Give an exact copy of every line, leaving images out.

RECORDS TO USE >>
## Begin

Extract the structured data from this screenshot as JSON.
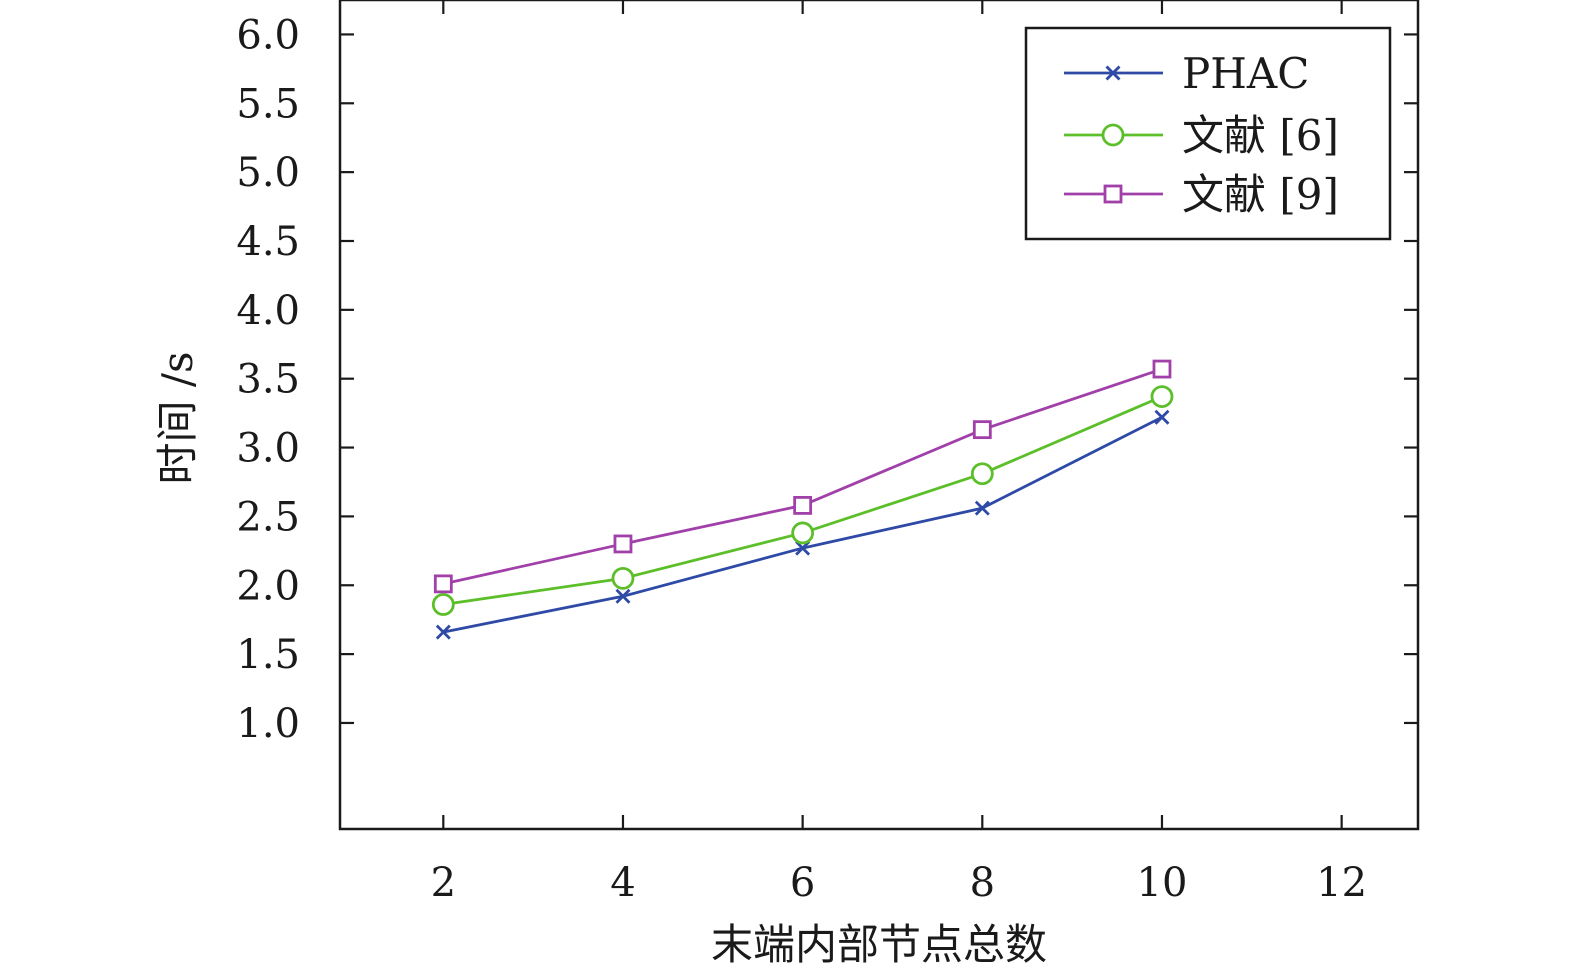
{
  "chart_data": {
    "type": "line",
    "title": "",
    "xlabel": "末端内部节点总数",
    "ylabel": "时间 /s",
    "x": [
      2,
      4,
      6,
      8,
      10
    ],
    "xticks": [
      2,
      4,
      6,
      8,
      10,
      12
    ],
    "xtick_labels": [
      "2",
      "4",
      "6",
      "8",
      "10",
      "12"
    ],
    "yticks": [
      1.0,
      1.5,
      2.0,
      2.5,
      3.0,
      3.5,
      4.0,
      4.5,
      5.0,
      5.5,
      6.0
    ],
    "ytick_labels": [
      "1.0",
      "1.5",
      "2.0",
      "2.5",
      "3.0",
      "3.5",
      "4.0",
      "4.5",
      "5.0",
      "5.5",
      "6.0"
    ],
    "xlim": [
      0.85,
      12.85
    ],
    "ylim": [
      0.23,
      6.25
    ],
    "grid": false,
    "legend_position": "top-right",
    "series": [
      {
        "name": "PHAC",
        "marker": "x",
        "color": "#2e4aa6",
        "values": [
          1.66,
          1.92,
          2.27,
          2.56,
          3.22
        ]
      },
      {
        "name": "文献 [6]",
        "marker": "circle",
        "color": "#5cbf2a",
        "values": [
          1.86,
          2.05,
          2.38,
          2.81,
          3.37
        ]
      },
      {
        "name": "文献 [9]",
        "marker": "square",
        "color": "#a040a8",
        "values": [
          2.01,
          2.3,
          2.58,
          3.13,
          3.57
        ]
      }
    ]
  }
}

## End

SOLUTION TO THIS PROBLEM >>
Extract the structured data from this screenshot as JSON.
{
  "chart_data": {
    "type": "line",
    "title": "",
    "xlabel": "末端内部节点总数",
    "ylabel": "时间 /s",
    "x": [
      2,
      4,
      6,
      8,
      10
    ],
    "xticks": [
      2,
      4,
      6,
      8,
      10,
      12
    ],
    "xtick_labels": [
      "2",
      "4",
      "6",
      "8",
      "10",
      "12"
    ],
    "yticks": [
      1.0,
      1.5,
      2.0,
      2.5,
      3.0,
      3.5,
      4.0,
      4.5,
      5.0,
      5.5,
      6.0
    ],
    "ytick_labels": [
      "1.0",
      "1.5",
      "2.0",
      "2.5",
      "3.0",
      "3.5",
      "4.0",
      "4.5",
      "5.0",
      "5.5",
      "6.0"
    ],
    "xlim": [
      0.85,
      12.85
    ],
    "ylim": [
      0.23,
      6.25
    ],
    "grid": false,
    "legend_position": "top-right",
    "series": [
      {
        "name": "PHAC",
        "marker": "x",
        "color": "#2e4aa6",
        "values": [
          1.66,
          1.92,
          2.27,
          2.56,
          3.22
        ]
      },
      {
        "name": "文献 [6]",
        "marker": "circle",
        "color": "#5cbf2a",
        "values": [
          1.86,
          2.05,
          2.38,
          2.81,
          3.37
        ]
      },
      {
        "name": "文献 [9]",
        "marker": "square",
        "color": "#a040a8",
        "values": [
          2.01,
          2.3,
          2.58,
          3.13,
          3.57
        ]
      }
    ]
  }
}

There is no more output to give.